The task
Reproduce, unchanged, the part of the Kubernetes Pod mutation text that starts with the words "Mutating Pods" and ends after the words "to the Pod.".

Text block
1$ kubectl logs busybox-6b869bf945-5hcn6
2PATH=/usr/local/sbin:/usr/local/bin:/usr/sbin:/usr/bin:/sbin:/bin
3HOSTNAME=busybox-6b869bf945-5hcn6
4ZONE=us-east-2b
5KUBERNETES_PORT=tcp://10.43.0.1:443
6KUBERNETES_PORT_443_TCP=tcp://10.43.0.1:443
7KUBERNETES_PORT_443_TCP_PROTO=tcp
8KUBERNETES_PORT_443_TCP_PORT=443
9KUBERNETES_PORT_443_TCP_ADDR=10.43.0.1
10KUBERNETES_SERVICE_HOST=10.43.0.1
11KUBERNETES_SERVICE_PORT=443
12KUBERNETES_SERVICE_PORT_HTTPS=443
13HOME=/root
As you can clearly see, our mutation worked and the Node’s label was fetched, written to an annotation on the Pod/binding subresource, was merged into the Pod’s annotations, and this was projected as an environment variable into the busybox
containers.
Mutating Pods
The second method for reflecting Node information on Pods is to mutate the Pod directly. If, for example, you absolutely must write labels to the Pod then you cannot mutate the Pod/binding resource as mentioned in the previous section. You must mutate the Pod directly. The same goes for any other type of mutation to the Pod.

Source data
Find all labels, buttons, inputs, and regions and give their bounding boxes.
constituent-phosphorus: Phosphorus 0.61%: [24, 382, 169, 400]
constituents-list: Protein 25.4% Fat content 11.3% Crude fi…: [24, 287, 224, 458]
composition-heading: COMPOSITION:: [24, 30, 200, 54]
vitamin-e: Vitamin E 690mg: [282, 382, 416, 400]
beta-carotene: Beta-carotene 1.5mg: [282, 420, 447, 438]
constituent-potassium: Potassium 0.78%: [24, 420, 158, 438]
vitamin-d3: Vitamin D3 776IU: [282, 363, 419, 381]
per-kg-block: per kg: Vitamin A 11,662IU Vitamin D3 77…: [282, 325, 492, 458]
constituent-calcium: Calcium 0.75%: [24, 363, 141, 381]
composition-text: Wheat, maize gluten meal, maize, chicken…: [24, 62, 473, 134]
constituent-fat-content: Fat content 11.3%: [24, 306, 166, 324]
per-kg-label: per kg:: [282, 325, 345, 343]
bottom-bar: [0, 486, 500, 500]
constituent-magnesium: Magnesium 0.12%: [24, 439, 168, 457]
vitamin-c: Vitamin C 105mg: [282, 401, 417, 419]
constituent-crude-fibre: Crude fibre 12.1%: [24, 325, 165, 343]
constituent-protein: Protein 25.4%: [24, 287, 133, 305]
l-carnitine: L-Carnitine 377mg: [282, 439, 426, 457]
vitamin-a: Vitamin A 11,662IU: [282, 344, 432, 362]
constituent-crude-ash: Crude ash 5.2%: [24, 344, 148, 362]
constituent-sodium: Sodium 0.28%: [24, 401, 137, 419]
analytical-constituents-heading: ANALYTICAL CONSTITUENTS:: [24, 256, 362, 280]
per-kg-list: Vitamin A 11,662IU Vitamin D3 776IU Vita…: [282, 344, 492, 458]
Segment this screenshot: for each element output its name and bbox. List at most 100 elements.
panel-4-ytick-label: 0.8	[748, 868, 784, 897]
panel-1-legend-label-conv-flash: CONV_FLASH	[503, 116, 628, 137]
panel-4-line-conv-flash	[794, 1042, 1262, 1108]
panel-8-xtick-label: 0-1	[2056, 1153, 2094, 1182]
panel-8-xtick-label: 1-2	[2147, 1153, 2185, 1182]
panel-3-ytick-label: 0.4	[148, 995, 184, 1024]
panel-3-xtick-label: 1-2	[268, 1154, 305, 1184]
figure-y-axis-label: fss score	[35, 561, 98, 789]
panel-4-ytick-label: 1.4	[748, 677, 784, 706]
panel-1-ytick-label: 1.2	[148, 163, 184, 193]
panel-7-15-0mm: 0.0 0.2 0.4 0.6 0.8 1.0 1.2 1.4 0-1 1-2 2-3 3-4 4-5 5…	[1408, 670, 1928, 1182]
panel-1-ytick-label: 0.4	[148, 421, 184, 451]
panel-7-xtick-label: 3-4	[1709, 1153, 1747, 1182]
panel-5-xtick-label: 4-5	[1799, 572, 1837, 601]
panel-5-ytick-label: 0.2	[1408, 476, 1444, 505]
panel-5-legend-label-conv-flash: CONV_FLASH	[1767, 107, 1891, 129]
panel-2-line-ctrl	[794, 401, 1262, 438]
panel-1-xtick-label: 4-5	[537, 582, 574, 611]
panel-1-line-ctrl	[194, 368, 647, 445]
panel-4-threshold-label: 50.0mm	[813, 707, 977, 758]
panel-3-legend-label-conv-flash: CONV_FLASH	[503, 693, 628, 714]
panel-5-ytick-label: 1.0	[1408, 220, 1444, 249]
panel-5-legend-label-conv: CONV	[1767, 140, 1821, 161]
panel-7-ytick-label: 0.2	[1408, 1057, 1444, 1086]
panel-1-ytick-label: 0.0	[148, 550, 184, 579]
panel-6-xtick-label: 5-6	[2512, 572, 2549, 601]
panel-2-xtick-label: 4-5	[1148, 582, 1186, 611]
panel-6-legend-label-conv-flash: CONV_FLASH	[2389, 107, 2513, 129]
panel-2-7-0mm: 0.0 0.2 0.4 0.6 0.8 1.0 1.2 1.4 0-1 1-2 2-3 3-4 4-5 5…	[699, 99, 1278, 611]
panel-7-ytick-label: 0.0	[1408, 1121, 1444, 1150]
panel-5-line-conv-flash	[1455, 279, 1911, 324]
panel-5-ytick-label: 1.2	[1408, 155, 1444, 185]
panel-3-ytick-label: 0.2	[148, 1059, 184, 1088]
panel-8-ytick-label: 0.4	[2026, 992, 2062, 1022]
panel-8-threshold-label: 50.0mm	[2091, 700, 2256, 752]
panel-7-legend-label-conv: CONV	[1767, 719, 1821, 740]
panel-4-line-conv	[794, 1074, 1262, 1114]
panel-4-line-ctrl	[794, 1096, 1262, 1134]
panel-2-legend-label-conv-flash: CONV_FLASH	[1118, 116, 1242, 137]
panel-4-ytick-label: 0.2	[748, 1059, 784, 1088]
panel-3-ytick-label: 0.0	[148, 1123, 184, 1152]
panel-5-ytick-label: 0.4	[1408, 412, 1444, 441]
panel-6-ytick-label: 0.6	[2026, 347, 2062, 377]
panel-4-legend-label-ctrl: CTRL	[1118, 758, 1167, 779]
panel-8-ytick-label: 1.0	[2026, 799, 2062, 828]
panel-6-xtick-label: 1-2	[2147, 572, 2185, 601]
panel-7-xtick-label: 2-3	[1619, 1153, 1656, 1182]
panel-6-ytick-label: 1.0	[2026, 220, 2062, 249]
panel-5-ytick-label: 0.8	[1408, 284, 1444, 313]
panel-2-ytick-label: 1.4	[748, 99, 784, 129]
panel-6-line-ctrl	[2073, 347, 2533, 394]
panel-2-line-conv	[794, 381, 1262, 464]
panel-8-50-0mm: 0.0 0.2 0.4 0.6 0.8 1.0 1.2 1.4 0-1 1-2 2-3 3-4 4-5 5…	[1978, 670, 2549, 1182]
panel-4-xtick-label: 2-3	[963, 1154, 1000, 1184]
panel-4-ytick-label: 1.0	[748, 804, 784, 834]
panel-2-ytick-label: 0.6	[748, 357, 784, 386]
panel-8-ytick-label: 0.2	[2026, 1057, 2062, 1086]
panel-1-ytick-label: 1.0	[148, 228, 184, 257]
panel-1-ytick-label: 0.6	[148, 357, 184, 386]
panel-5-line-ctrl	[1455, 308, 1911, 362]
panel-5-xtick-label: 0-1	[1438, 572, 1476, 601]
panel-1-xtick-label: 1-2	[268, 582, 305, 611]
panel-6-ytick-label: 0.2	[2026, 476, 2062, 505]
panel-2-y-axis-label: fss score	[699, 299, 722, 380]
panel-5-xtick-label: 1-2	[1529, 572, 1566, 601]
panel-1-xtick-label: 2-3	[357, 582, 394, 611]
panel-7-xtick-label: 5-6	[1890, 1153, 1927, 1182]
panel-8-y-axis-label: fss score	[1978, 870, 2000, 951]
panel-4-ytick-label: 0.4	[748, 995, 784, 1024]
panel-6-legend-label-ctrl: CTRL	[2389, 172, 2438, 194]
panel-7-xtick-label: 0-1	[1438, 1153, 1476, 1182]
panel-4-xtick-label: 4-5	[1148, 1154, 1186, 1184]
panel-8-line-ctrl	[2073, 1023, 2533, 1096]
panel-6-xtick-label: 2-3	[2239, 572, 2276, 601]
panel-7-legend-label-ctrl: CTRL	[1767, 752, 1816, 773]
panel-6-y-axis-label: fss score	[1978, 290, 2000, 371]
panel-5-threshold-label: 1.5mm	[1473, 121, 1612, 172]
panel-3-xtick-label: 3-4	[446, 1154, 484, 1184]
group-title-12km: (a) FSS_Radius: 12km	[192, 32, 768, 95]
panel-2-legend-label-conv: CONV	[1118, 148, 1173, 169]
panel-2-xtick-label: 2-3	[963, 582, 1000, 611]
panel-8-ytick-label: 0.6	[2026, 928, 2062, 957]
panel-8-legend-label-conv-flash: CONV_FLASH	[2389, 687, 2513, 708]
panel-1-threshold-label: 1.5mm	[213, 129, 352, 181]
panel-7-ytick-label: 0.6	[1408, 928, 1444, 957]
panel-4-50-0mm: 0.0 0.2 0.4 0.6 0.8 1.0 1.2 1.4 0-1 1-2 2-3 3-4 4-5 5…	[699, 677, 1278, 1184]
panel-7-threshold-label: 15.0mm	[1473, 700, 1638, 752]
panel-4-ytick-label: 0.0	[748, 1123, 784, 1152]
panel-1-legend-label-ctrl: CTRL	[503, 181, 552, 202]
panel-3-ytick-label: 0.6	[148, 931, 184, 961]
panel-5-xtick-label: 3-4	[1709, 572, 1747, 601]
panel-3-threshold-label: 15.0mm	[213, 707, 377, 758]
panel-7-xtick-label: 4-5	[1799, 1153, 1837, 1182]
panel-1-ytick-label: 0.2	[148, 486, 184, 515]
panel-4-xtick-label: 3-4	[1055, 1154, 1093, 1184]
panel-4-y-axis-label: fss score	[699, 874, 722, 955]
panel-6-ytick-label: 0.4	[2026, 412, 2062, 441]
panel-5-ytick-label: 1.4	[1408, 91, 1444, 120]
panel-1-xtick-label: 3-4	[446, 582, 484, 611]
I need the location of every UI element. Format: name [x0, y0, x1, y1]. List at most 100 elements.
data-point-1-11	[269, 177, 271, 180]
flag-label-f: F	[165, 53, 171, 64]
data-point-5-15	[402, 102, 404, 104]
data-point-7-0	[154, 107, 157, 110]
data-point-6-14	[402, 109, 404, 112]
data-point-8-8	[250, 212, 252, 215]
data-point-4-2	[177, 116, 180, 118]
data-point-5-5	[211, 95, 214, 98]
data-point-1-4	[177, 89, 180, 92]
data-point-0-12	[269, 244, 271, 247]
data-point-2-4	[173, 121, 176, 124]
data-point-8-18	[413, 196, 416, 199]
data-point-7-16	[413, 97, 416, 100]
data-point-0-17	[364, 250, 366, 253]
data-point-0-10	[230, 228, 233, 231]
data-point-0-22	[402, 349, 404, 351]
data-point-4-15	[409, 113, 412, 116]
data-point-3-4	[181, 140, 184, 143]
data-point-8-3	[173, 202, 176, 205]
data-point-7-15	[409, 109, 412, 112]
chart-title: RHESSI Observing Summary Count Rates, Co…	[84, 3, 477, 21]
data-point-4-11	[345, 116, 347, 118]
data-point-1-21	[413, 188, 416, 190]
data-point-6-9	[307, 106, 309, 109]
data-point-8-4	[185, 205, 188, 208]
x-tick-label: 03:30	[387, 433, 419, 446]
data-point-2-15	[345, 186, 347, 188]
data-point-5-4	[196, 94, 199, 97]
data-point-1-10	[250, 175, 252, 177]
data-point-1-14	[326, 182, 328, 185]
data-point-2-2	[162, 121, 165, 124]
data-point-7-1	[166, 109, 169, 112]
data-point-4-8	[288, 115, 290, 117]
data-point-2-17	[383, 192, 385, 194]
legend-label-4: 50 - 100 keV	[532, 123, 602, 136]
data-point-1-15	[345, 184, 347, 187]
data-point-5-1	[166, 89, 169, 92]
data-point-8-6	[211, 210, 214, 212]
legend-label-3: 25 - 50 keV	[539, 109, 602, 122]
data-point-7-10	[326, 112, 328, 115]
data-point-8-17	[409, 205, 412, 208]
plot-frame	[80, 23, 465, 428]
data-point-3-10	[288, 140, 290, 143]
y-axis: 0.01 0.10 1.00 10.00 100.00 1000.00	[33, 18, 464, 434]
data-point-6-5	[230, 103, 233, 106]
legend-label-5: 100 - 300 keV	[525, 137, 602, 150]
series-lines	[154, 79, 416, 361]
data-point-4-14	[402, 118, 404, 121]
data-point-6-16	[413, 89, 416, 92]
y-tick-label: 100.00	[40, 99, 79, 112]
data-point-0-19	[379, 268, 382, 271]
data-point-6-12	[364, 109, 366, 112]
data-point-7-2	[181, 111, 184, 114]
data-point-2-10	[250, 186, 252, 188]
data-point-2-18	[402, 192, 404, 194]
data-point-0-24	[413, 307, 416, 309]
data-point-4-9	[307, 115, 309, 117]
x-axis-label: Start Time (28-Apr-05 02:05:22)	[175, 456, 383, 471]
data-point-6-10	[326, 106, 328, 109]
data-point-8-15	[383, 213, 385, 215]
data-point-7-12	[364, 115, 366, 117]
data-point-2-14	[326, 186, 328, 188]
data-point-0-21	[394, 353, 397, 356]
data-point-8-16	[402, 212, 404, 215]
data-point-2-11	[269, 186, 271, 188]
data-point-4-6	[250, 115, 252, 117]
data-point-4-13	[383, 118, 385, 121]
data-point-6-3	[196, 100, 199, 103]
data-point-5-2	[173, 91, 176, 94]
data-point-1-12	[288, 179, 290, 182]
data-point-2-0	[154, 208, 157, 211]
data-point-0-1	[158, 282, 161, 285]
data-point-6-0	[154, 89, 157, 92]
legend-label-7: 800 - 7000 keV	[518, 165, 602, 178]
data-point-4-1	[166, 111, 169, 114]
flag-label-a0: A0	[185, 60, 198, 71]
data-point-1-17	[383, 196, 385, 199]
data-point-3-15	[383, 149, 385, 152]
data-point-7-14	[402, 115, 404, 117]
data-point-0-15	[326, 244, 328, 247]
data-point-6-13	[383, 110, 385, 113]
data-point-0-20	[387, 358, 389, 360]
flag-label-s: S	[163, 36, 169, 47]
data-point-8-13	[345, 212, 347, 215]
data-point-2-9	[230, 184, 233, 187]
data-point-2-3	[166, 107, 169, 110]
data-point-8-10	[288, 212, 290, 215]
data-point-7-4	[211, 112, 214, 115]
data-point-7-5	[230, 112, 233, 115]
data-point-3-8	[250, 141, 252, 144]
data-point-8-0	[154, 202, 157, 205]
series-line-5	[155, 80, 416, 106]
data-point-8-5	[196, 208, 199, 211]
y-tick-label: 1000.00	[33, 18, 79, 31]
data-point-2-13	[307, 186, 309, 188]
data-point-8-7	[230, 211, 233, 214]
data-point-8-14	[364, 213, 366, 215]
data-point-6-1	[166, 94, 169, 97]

Exercise solution
Mutating Pods
The second method for reflecting Node information on Pods is to mutate the Pod directly. If, for example, you absolutely must write labels to the Pod then you cannot mutate the Pod/binding resource as mentioned in the previous section. You must mutate the Pod directly. The same goes for any other type of mutation to the Pod.